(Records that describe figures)
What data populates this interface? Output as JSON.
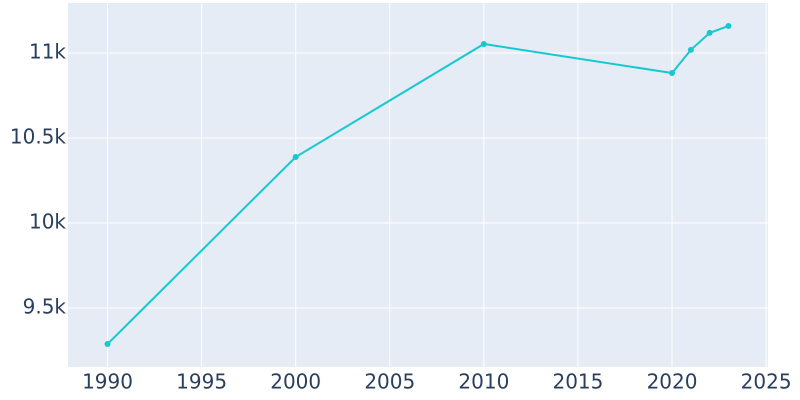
{
  "chart_data": {
    "type": "line",
    "x": [
      1990,
      2000,
      2010,
      2020,
      2021,
      2022,
      2023
    ],
    "series": [
      {
        "color": "#17c9cf",
        "values": [
          9288,
          10388,
          11053,
          10882,
          11018,
          11118,
          11159
        ]
      }
    ],
    "xlim": [
      1987.9,
      2025.1
    ],
    "xticks": [
      1990,
      1995,
      2000,
      2005,
      2010,
      2015,
      2020,
      2025
    ],
    "ylim": [
      9153,
      11294
    ],
    "yticks": [
      {
        "value": 9500,
        "label": "9.5k"
      },
      {
        "value": 10000,
        "label": "10k"
      },
      {
        "value": 10500,
        "label": "10.5k"
      },
      {
        "value": 11000,
        "label": "11k"
      }
    ],
    "grid": true
  }
}
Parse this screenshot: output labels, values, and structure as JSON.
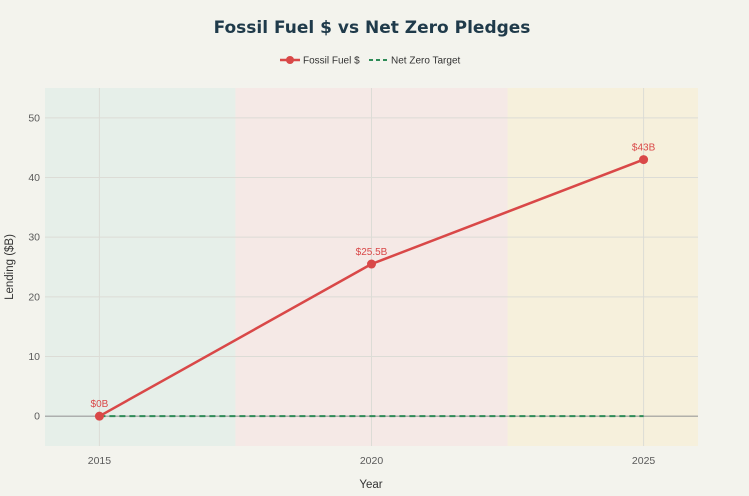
{
  "chart_data": {
    "type": "line",
    "title": "Fossil Fuel $ vs Net Zero Pledges",
    "xlabel": "Year",
    "ylabel": "Lending ($B)",
    "x": [
      2015,
      2020,
      2025
    ],
    "xlim": [
      2014,
      2026
    ],
    "ylim": [
      -5,
      55
    ],
    "x_ticks": [
      2015,
      2020,
      2025
    ],
    "y_ticks": [
      0,
      10,
      20,
      30,
      40,
      50
    ],
    "grid": true,
    "legend_position": "top-center",
    "series": [
      {
        "name": "Fossil Fuel $",
        "values": [
          0,
          25.5,
          43
        ],
        "labels": [
          "$0B",
          "$25.5B",
          "$43B"
        ],
        "color": "#d94848",
        "style": "solid-with-markers"
      },
      {
        "name": "Net Zero Target",
        "values": [
          0,
          0,
          0
        ],
        "color": "#2e8b57",
        "style": "dashed"
      }
    ],
    "background_bands": [
      {
        "x_from": 2014,
        "x_to": 2017.5,
        "color": "#e6efe9"
      },
      {
        "x_from": 2017.5,
        "x_to": 2022.5,
        "color": "#f5e9e6"
      },
      {
        "x_from": 2022.5,
        "x_to": 2026,
        "color": "#f6f0dc"
      }
    ],
    "zero_line_color": "#9a9a9a",
    "grid_color": "#dcdcd6"
  }
}
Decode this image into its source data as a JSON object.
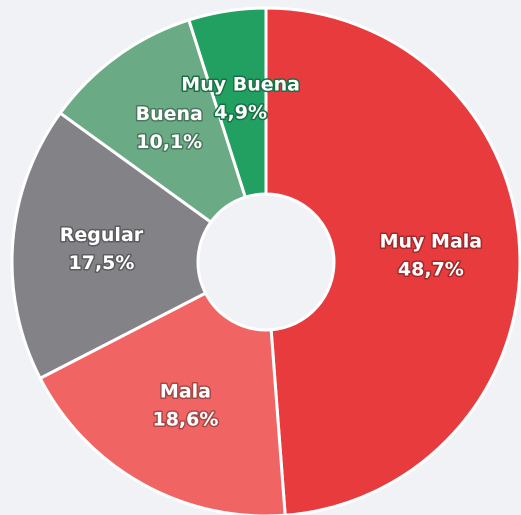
{
  "chart_data": {
    "type": "donut",
    "categories": [
      "Muy Mala",
      "Mala",
      "Regular",
      "Buena",
      "Muy Buena"
    ],
    "values": [
      48.7,
      18.6,
      17.5,
      10.1,
      4.9
    ],
    "value_labels": [
      "48,7%",
      "18,6%",
      "17,5%",
      "10,1%",
      "4,9%"
    ],
    "colors": [
      "#e83b3d",
      "#f06464",
      "#838287",
      "#6aab85",
      "#22a061"
    ]
  }
}
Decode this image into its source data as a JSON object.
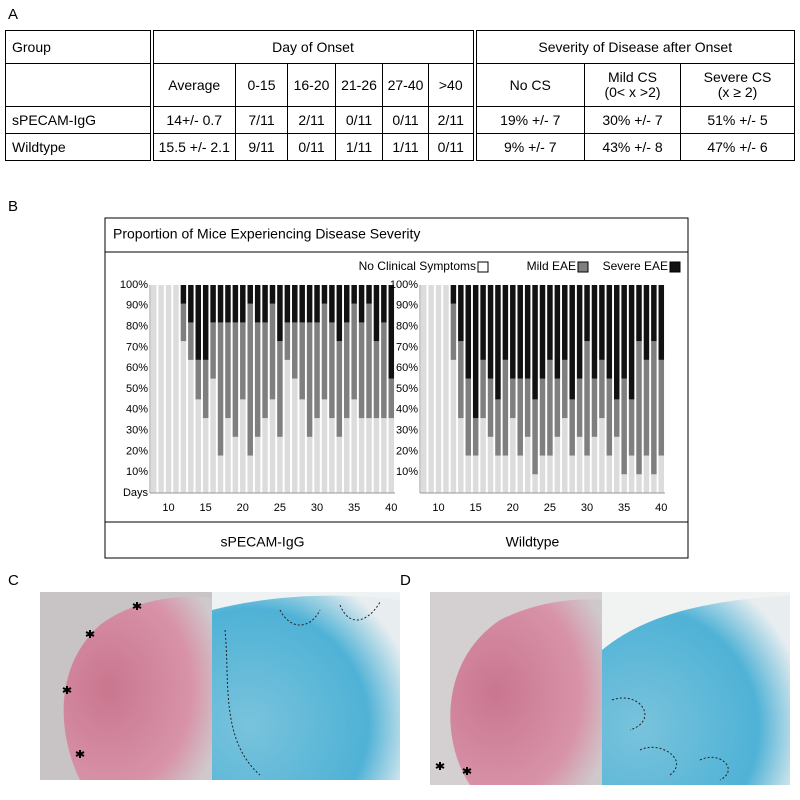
{
  "panel_a": {
    "label": "A",
    "header1": [
      "Group",
      "Day of Onset",
      "Severity of Disease after Onset"
    ],
    "header2": [
      "Average",
      "0-15",
      "16-20",
      "21-26",
      "27-40",
      ">40",
      "No CS",
      [
        "Mild CS",
        "(0< x >2)"
      ],
      [
        "Severe CS",
        "(x ≥ 2)"
      ]
    ],
    "rows": [
      [
        "sPECAM-IgG",
        "14+/- 0.7",
        "7/11",
        "2/11",
        "0/11",
        "0/11",
        "2/11",
        "19% +/- 7",
        "30% +/- 7",
        "51% +/- 5"
      ],
      [
        "Wildtype",
        "15.5 +/- 2.1",
        "9/11",
        "0/11",
        "1/11",
        "1/11",
        "0/11",
        "9% +/- 7",
        "43% +/- 8",
        "47% +/- 6"
      ]
    ]
  },
  "panel_b": {
    "label": "B",
    "title": "Proportion of Mice Experiencing Disease Severity"
  },
  "panel_c": {
    "label": "C"
  },
  "panel_d": {
    "label": "D"
  },
  "chart_data": [
    {
      "type": "bar",
      "stacked": true,
      "label": "sPECAM-IgG",
      "xlabel": "Days",
      "x": [
        8,
        9,
        10,
        11,
        12,
        13,
        14,
        15,
        16,
        17,
        18,
        19,
        20,
        21,
        22,
        23,
        24,
        25,
        26,
        27,
        28,
        29,
        30,
        31,
        32,
        33,
        34,
        35,
        36,
        37,
        38,
        39,
        40
      ],
      "xlim": [
        7.5,
        40.5
      ],
      "xticks": [
        10,
        15,
        20,
        25,
        30,
        35,
        40
      ],
      "ylim": [
        0,
        100
      ],
      "yticks": [
        {
          "value": 10,
          "label": "10%"
        },
        {
          "value": 20,
          "label": "20%"
        },
        {
          "value": 30,
          "label": "30%"
        },
        {
          "value": 40,
          "label": "40%"
        },
        {
          "value": 50,
          "label": "50%"
        },
        {
          "value": 60,
          "label": "60%"
        },
        {
          "value": 70,
          "label": "70%"
        },
        {
          "value": 80,
          "label": "80%"
        },
        {
          "value": 90,
          "label": "90%"
        },
        {
          "value": 100,
          "label": "100%"
        }
      ],
      "series": [
        {
          "name": "No Clinical Symptoms",
          "color": "#dcdcdc",
          "values": [
            100,
            100,
            100,
            100,
            73,
            64,
            45,
            36,
            55,
            18,
            36,
            27,
            45,
            18,
            27,
            36,
            45,
            27,
            64,
            55,
            45,
            27,
            36,
            45,
            36,
            27,
            36,
            45,
            36,
            36,
            36,
            36,
            36
          ]
        },
        {
          "name": "Mild EAE",
          "color": "#7f7f7f",
          "values": [
            0,
            0,
            0,
            0,
            18,
            18,
            19,
            28,
            27,
            64,
            46,
            55,
            37,
            73,
            55,
            46,
            46,
            46,
            18,
            27,
            37,
            55,
            46,
            46,
            46,
            46,
            46,
            46,
            46,
            55,
            37,
            46,
            19
          ]
        },
        {
          "name": "Severe EAE",
          "color": "#111111",
          "values": [
            0,
            0,
            0,
            0,
            9,
            18,
            36,
            36,
            18,
            18,
            18,
            18,
            18,
            9,
            18,
            18,
            9,
            27,
            18,
            18,
            18,
            18,
            18,
            9,
            18,
            27,
            18,
            9,
            18,
            9,
            27,
            18,
            45
          ]
        }
      ]
    },
    {
      "type": "bar",
      "stacked": true,
      "label": "Wildtype",
      "x": [
        8,
        9,
        10,
        11,
        12,
        13,
        14,
        15,
        16,
        17,
        18,
        19,
        20,
        21,
        22,
        23,
        24,
        25,
        26,
        27,
        28,
        29,
        30,
        31,
        32,
        33,
        34,
        35,
        36,
        37,
        38,
        39,
        40
      ],
      "xlim": [
        7.5,
        40.5
      ],
      "xticks": [
        10,
        15,
        20,
        25,
        30,
        35,
        40
      ],
      "ylim": [
        0,
        100
      ],
      "yticks": [
        {
          "value": 10,
          "label": "10%"
        },
        {
          "value": 20,
          "label": "20%"
        },
        {
          "value": 30,
          "label": "30%"
        },
        {
          "value": 40,
          "label": "40%"
        },
        {
          "value": 50,
          "label": "50%"
        },
        {
          "value": 60,
          "label": "60%"
        },
        {
          "value": 70,
          "label": "70%"
        },
        {
          "value": 80,
          "label": "80%"
        },
        {
          "value": 90,
          "label": "90%"
        },
        {
          "value": 100,
          "label": "100%"
        }
      ],
      "series": [
        {
          "color": "#dcdcdc",
          "values": [
            100,
            100,
            100,
            100,
            64,
            36,
            18,
            18,
            36,
            27,
            18,
            18,
            36,
            18,
            27,
            9,
            18,
            18,
            27,
            36,
            18,
            27,
            18,
            27,
            36,
            18,
            27,
            9,
            18,
            9,
            18,
            9,
            18
          ]
        },
        {
          "color": "#7f7f7f",
          "values": [
            0,
            0,
            0,
            0,
            27,
            37,
            37,
            18,
            28,
            28,
            27,
            46,
            19,
            37,
            28,
            36,
            37,
            46,
            28,
            28,
            27,
            28,
            55,
            28,
            28,
            37,
            18,
            46,
            27,
            64,
            46,
            64,
            46
          ]
        },
        {
          "color": "#111111",
          "values": [
            0,
            0,
            0,
            0,
            9,
            27,
            45,
            64,
            36,
            45,
            55,
            36,
            45,
            45,
            45,
            55,
            45,
            36,
            45,
            36,
            55,
            45,
            27,
            45,
            36,
            45,
            55,
            45,
            55,
            27,
            36,
            27,
            36
          ]
        }
      ]
    }
  ]
}
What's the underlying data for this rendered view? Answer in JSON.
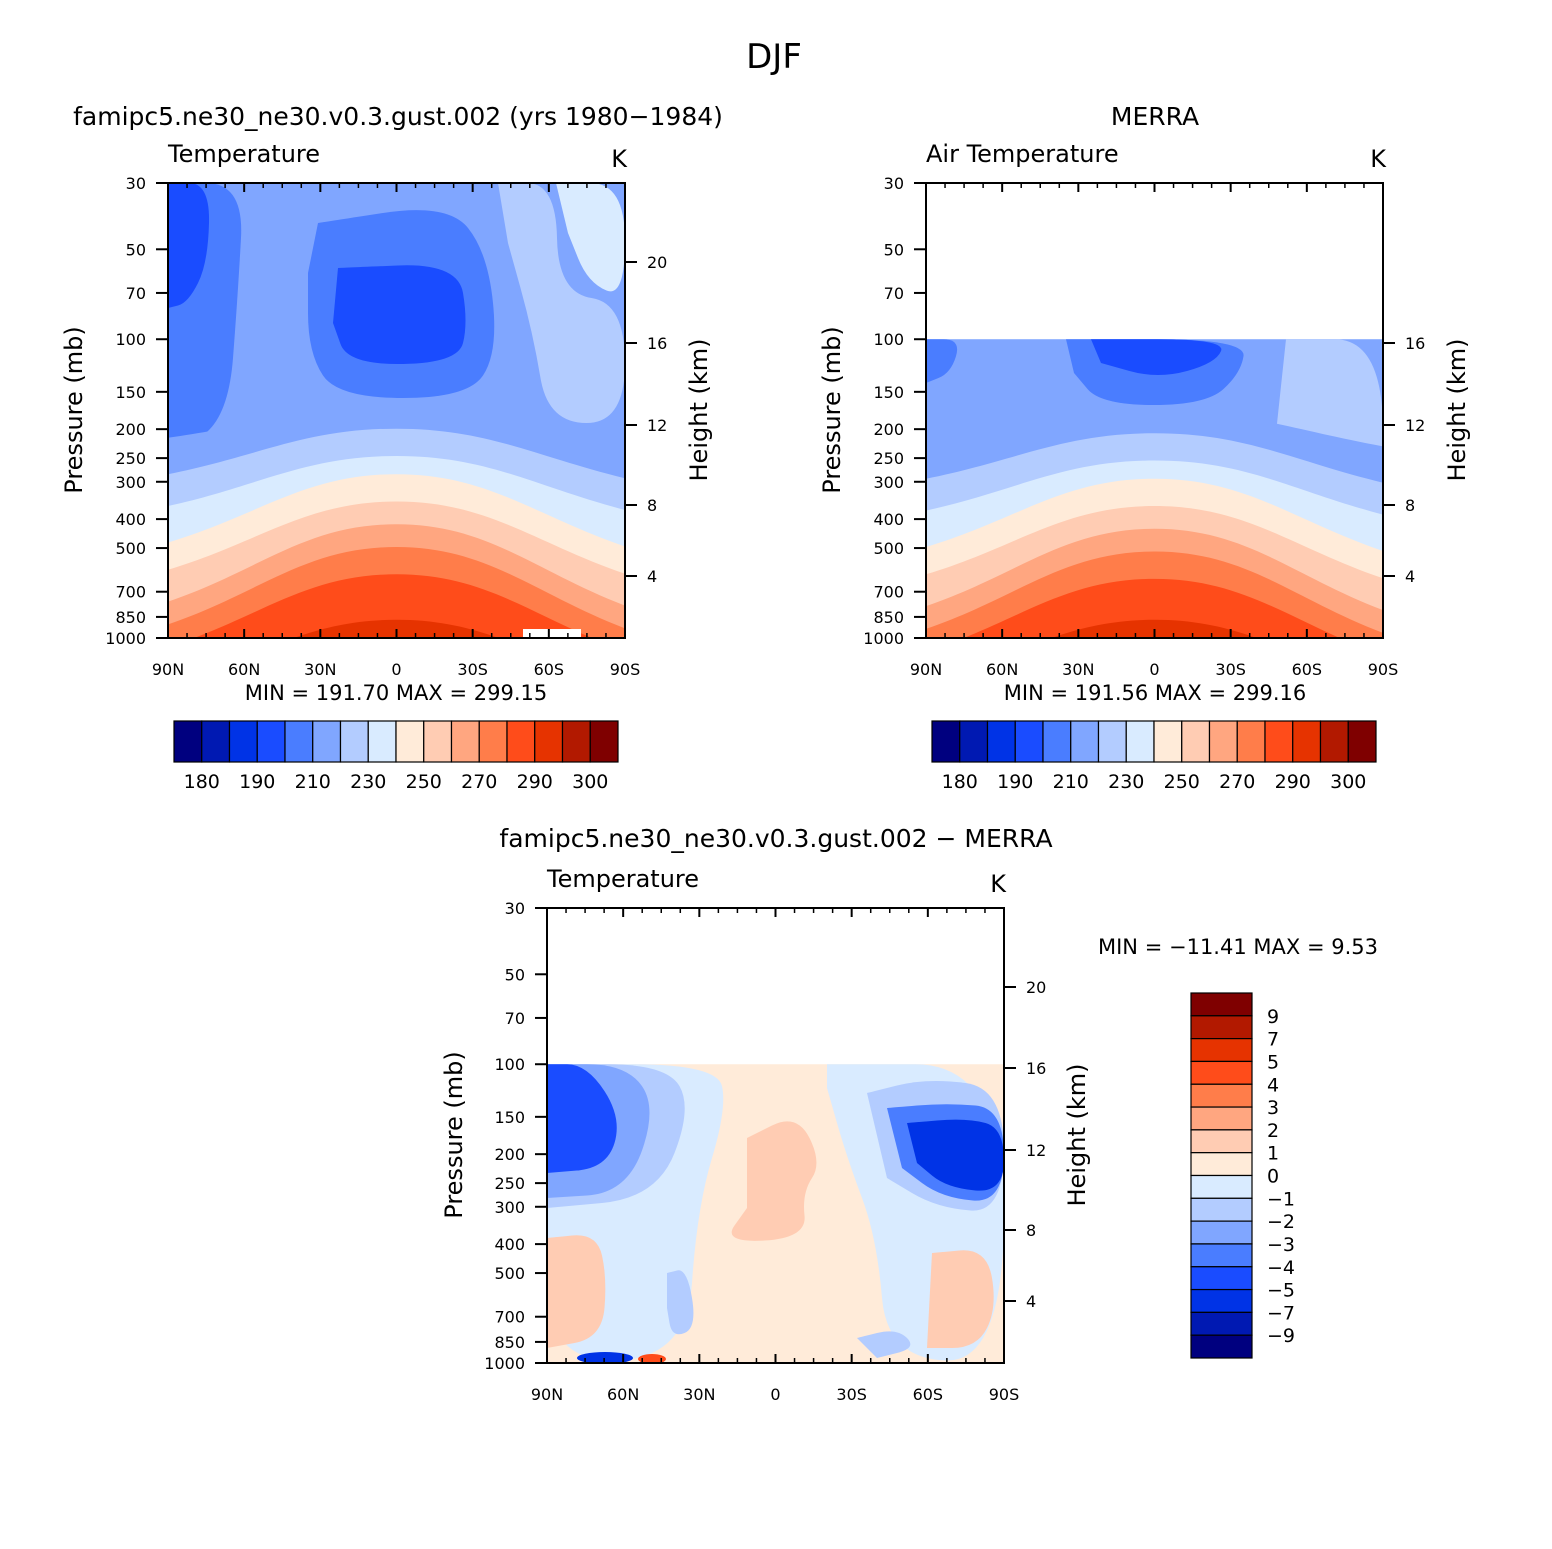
{
  "figure": {
    "title": "DJF",
    "unit": "K"
  },
  "chart_data": [
    {
      "type": "heatmap",
      "title": "famipc5.ne30_ne30.v0.3.gust.002 (yrs 1980−1984)",
      "left_string": "Temperature",
      "right_string": "K",
      "xlabel": "",
      "ylabel": "Pressure (mb)",
      "ylabel_right": "Height (km)",
      "x_ticks": [
        "90N",
        "60N",
        "30N",
        "0",
        "30S",
        "60S",
        "90S"
      ],
      "y_ticks": [
        "30",
        "50",
        "70",
        "100",
        "150",
        "200",
        "250",
        "300",
        "400",
        "500",
        "700",
        "850",
        "1000"
      ],
      "y_ticks_right": [
        "20",
        "16",
        "12",
        "8",
        "4"
      ],
      "ylim": [
        1000,
        30
      ],
      "xlim": [
        "90N",
        "90S"
      ],
      "stats": {
        "min_label": "MIN",
        "min": "191.70",
        "max_label": "MAX",
        "max": "299.15"
      },
      "colorbar_labels": [
        "180",
        "190",
        "210",
        "230",
        "250",
        "270",
        "290",
        "300"
      ]
    },
    {
      "type": "heatmap",
      "title": "MERRA",
      "left_string": "Air Temperature",
      "right_string": "K",
      "xlabel": "",
      "ylabel": "Pressure (mb)",
      "ylabel_right": "Height (km)",
      "x_ticks": [
        "90N",
        "60N",
        "30N",
        "0",
        "30S",
        "60S",
        "90S"
      ],
      "y_ticks": [
        "30",
        "50",
        "70",
        "100",
        "150",
        "200",
        "250",
        "300",
        "400",
        "500",
        "700",
        "850",
        "1000"
      ],
      "y_ticks_right": [
        "16",
        "12",
        "8",
        "4"
      ],
      "ylim": [
        1000,
        30
      ],
      "xlim": [
        "90N",
        "90S"
      ],
      "stats": {
        "min_label": "MIN",
        "min": "191.56",
        "max_label": "MAX",
        "max": "299.16"
      },
      "colorbar_labels": [
        "180",
        "190",
        "210",
        "230",
        "250",
        "270",
        "290",
        "300"
      ]
    },
    {
      "type": "heatmap",
      "title": "famipc5.ne30_ne30.v0.3.gust.002 − MERRA",
      "left_string": "Temperature",
      "right_string": "K",
      "xlabel": "",
      "ylabel": "Pressure (mb)",
      "ylabel_right": "Height (km)",
      "x_ticks": [
        "90N",
        "60N",
        "30N",
        "0",
        "30S",
        "60S",
        "90S"
      ],
      "y_ticks": [
        "30",
        "50",
        "70",
        "100",
        "150",
        "200",
        "250",
        "300",
        "400",
        "500",
        "700",
        "850",
        "1000"
      ],
      "y_ticks_right": [
        "20",
        "16",
        "12",
        "8",
        "4"
      ],
      "ylim": [
        1000,
        30
      ],
      "xlim": [
        "90N",
        "90S"
      ],
      "stats": {
        "min_label": "MIN",
        "min": "−11.41",
        "max_label": "MAX",
        "max": "9.53"
      },
      "colorbar_labels": [
        "9",
        "7",
        "5",
        "4",
        "3",
        "2",
        "1",
        "0",
        "−1",
        "−2",
        "−3",
        "−4",
        "−5",
        "−7",
        "−9"
      ]
    }
  ],
  "colors": {
    "temperature_scale": [
      "#00007f",
      "#0019b2",
      "#0033e6",
      "#1a4cff",
      "#4a7dff",
      "#80a6ff",
      "#b3ccff",
      "#d9ebff",
      "#ffebd9",
      "#ffccb3",
      "#ffa680",
      "#ff7d4a",
      "#ff4c1a",
      "#e63300",
      "#b21900",
      "#7f0000"
    ],
    "difference_scale": [
      "#7f0000",
      "#b21900",
      "#e63300",
      "#ff4c1a",
      "#ff7d4a",
      "#ffa680",
      "#ffccb3",
      "#ffebd9",
      "#d9ebff",
      "#b3ccff",
      "#80a6ff",
      "#4a7dff",
      "#1a4cff",
      "#0033e6",
      "#0019b2",
      "#00007f"
    ]
  }
}
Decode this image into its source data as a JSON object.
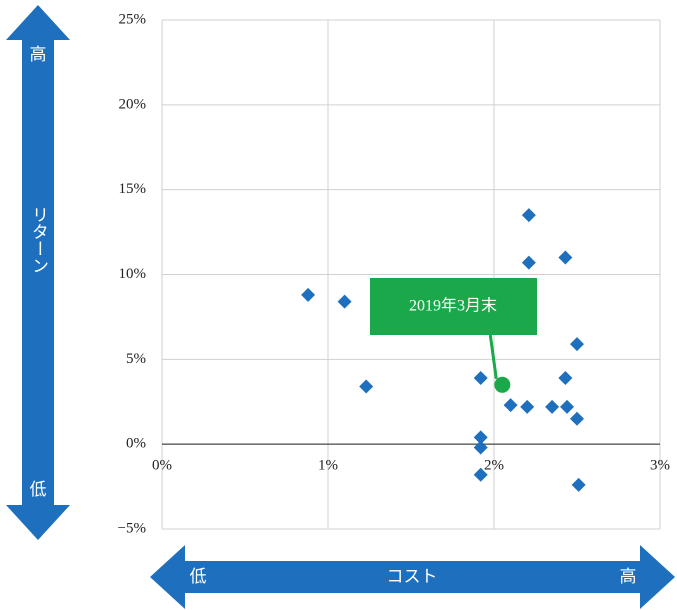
{
  "chart_data": {
    "type": "scatter",
    "xlim": [
      0,
      3
    ],
    "xticks": [
      {
        "value": 0,
        "label": "0%"
      },
      {
        "value": 1,
        "label": "1%"
      },
      {
        "value": 2,
        "label": "2%"
      },
      {
        "value": 3,
        "label": "3%"
      }
    ],
    "ylim": [
      -5,
      25
    ],
    "yticks": [
      {
        "value": -5,
        "label": "−5%"
      },
      {
        "value": 0,
        "label": "0%"
      },
      {
        "value": 5,
        "label": "5%"
      },
      {
        "value": 10,
        "label": "10%"
      },
      {
        "value": 15,
        "label": "15%"
      },
      {
        "value": 20,
        "label": "20%"
      },
      {
        "value": 25,
        "label": "25%"
      }
    ],
    "grid": true,
    "y_axis": {
      "label": "リターン",
      "high": "高",
      "low": "低"
    },
    "x_axis": {
      "label": "コスト",
      "high": "高",
      "low": "低"
    },
    "series": [
      {
        "color": "#1f6fbf",
        "x": [
          0.88,
          1.1,
          1.23,
          1.92,
          1.92,
          1.92,
          1.92,
          2.1,
          2.2,
          2.21,
          2.21,
          2.35,
          2.43,
          2.43,
          2.44,
          2.5,
          2.5,
          2.51
        ],
        "values": [
          8.8,
          8.4,
          3.4,
          3.9,
          0.4,
          -0.2,
          -1.8,
          2.3,
          2.2,
          13.5,
          10.7,
          2.2,
          11.0,
          3.9,
          2.2,
          5.9,
          1.5,
          -2.4
        ]
      }
    ],
    "highlight": {
      "x": 2.05,
      "y": 3.5,
      "label": "2019年3月末",
      "color": "#1aa84a"
    }
  }
}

DIRECTIVE: Identify the lines of the entries containing the string "Severity". Copy each such line.

TASK RESPONSE:
      "Severity of Disease after Onset"
    "title": "Proportion of Mice Experiencing Disease Severity"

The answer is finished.